#### Exercise description:
Scan the data beneath this task and copy each line that includes "Ebay".

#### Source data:
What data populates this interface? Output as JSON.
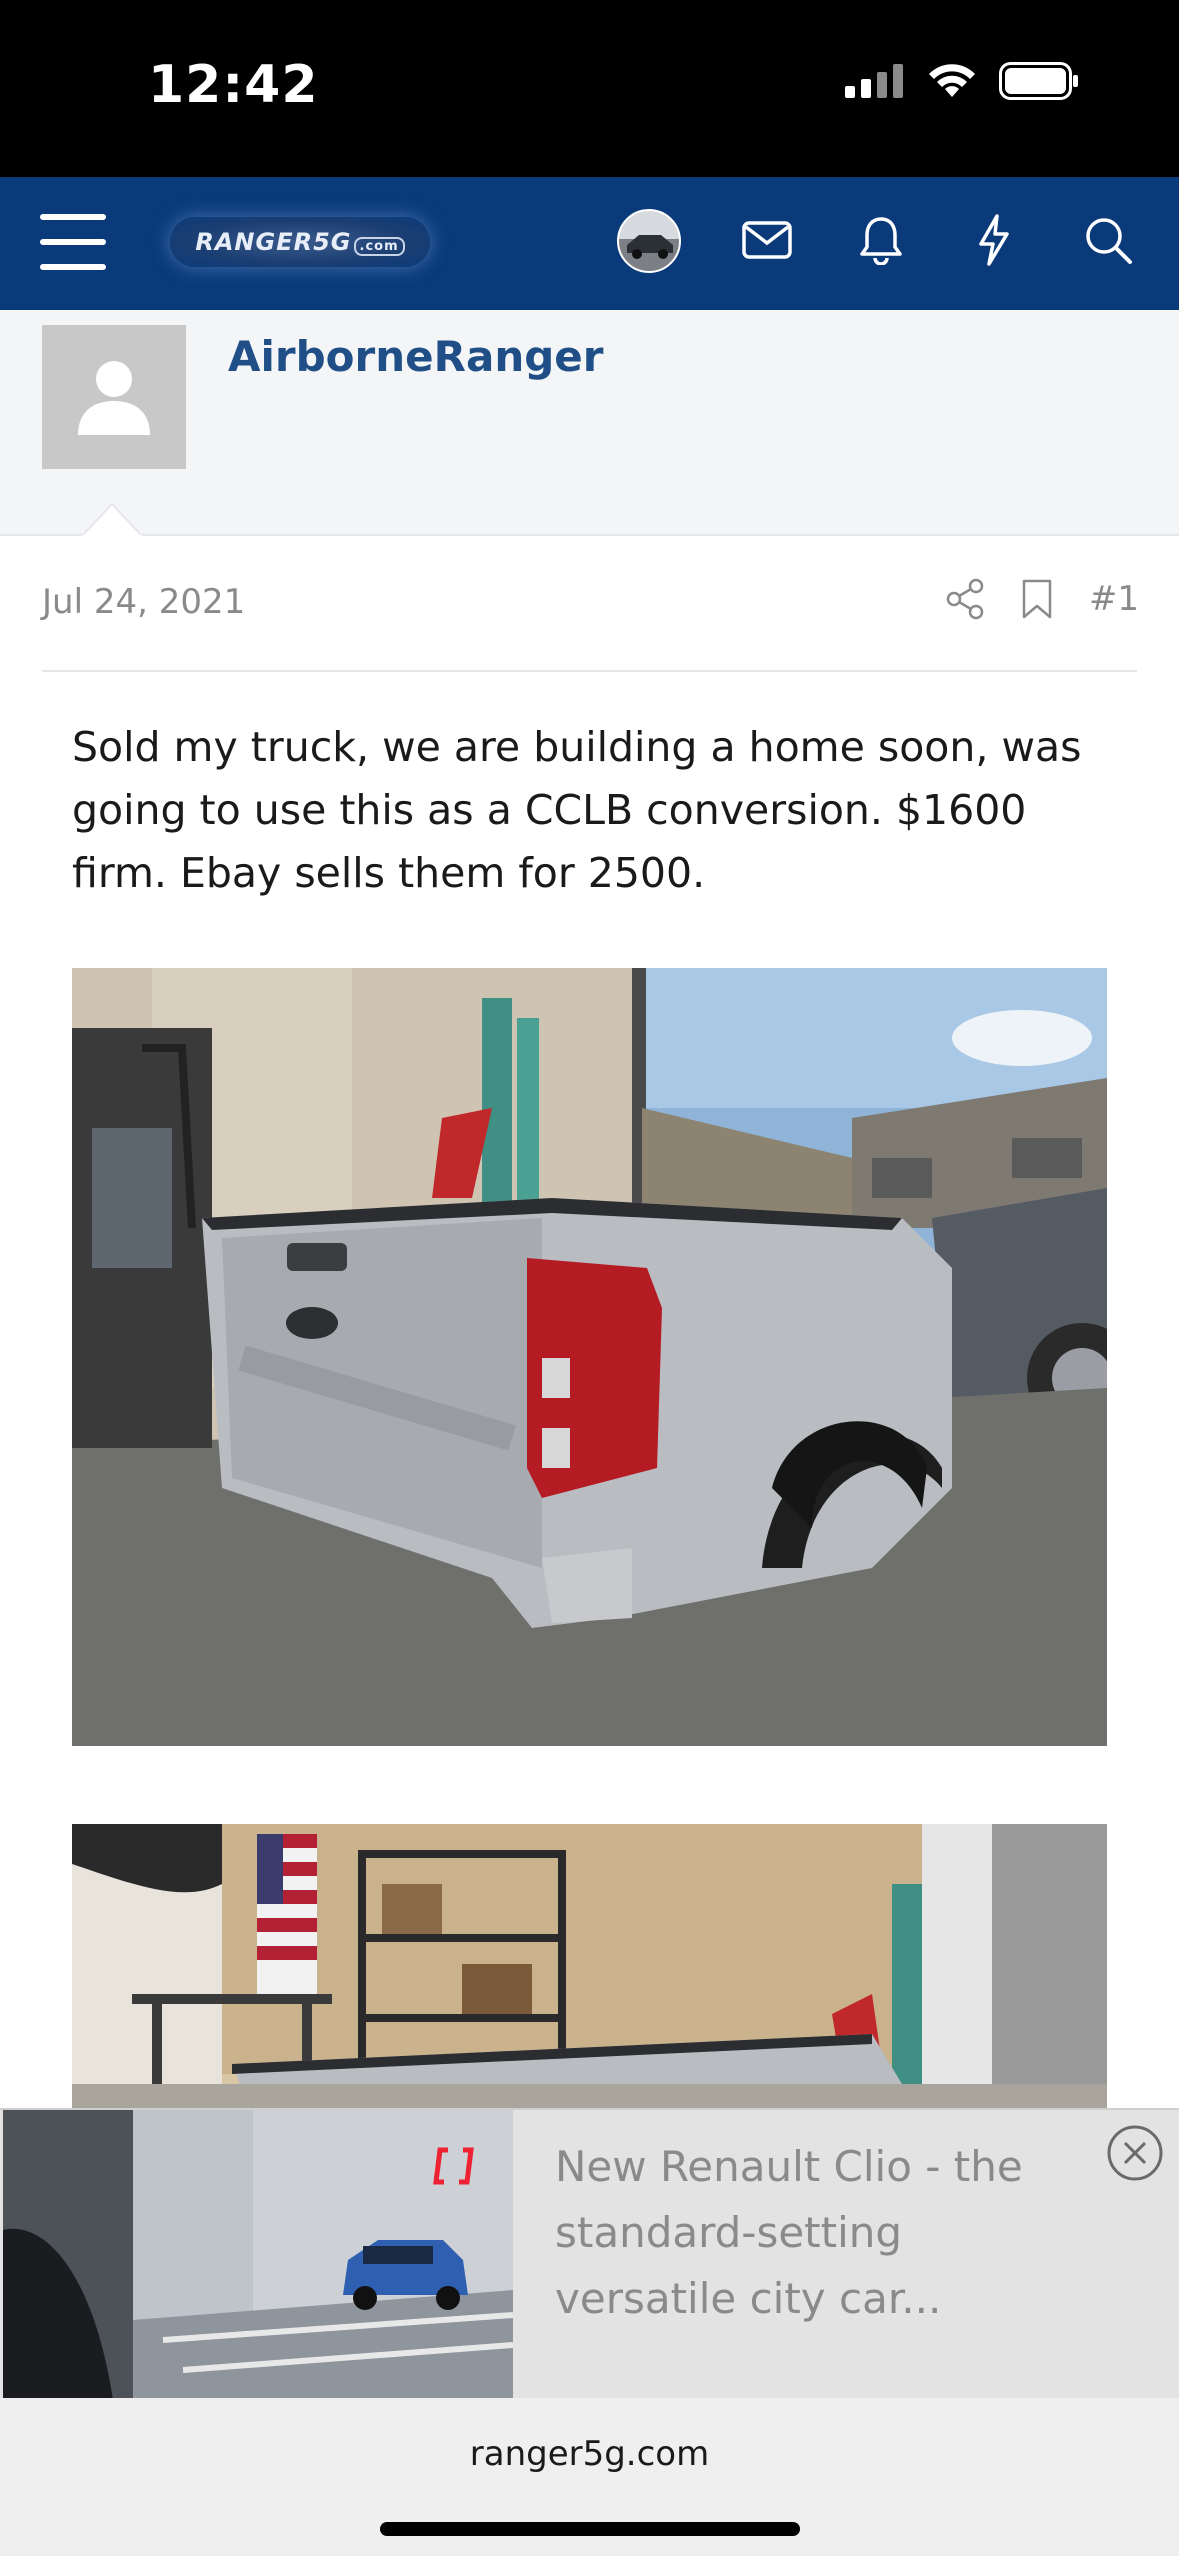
{
  "status_bar": {
    "time": "12:42"
  },
  "header": {
    "logo_text": "RANGER5G",
    "logo_suffix": ".com",
    "icons": [
      "menu-icon",
      "avatar",
      "mail-icon",
      "bell-icon",
      "lightning-icon",
      "search-icon"
    ]
  },
  "user": {
    "name": "AirborneRanger"
  },
  "post": {
    "date": "Jul 24, 2021",
    "number": "#1",
    "body": "Sold my truck, we are building a home soon, was going to use this as a CCLB conversion. $1600 firm. Ebay sells them for 2500.",
    "body_lines": [
      "Sold my truck, we are building a home soon, was",
      "going to use this as a CCLB conversion. $1600",
      "firm. Ebay sells them for 2500."
    ]
  },
  "ad": {
    "text_lines": [
      "New Renault Clio - the",
      "standard-setting",
      "versatile city car..."
    ]
  },
  "browser": {
    "url": "ranger5g.com"
  },
  "colors": {
    "header_bg": "#0a3a7a",
    "username": "#1f4f86",
    "meta_gray": "#8a8a8a"
  }
}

#### Solution:
    "body": "Sold my truck, we are building a home soon, was going to use this as a CCLB conversion. $1600 firm. Ebay sells them for 2500.",
      "firm. Ebay sells them for 2500."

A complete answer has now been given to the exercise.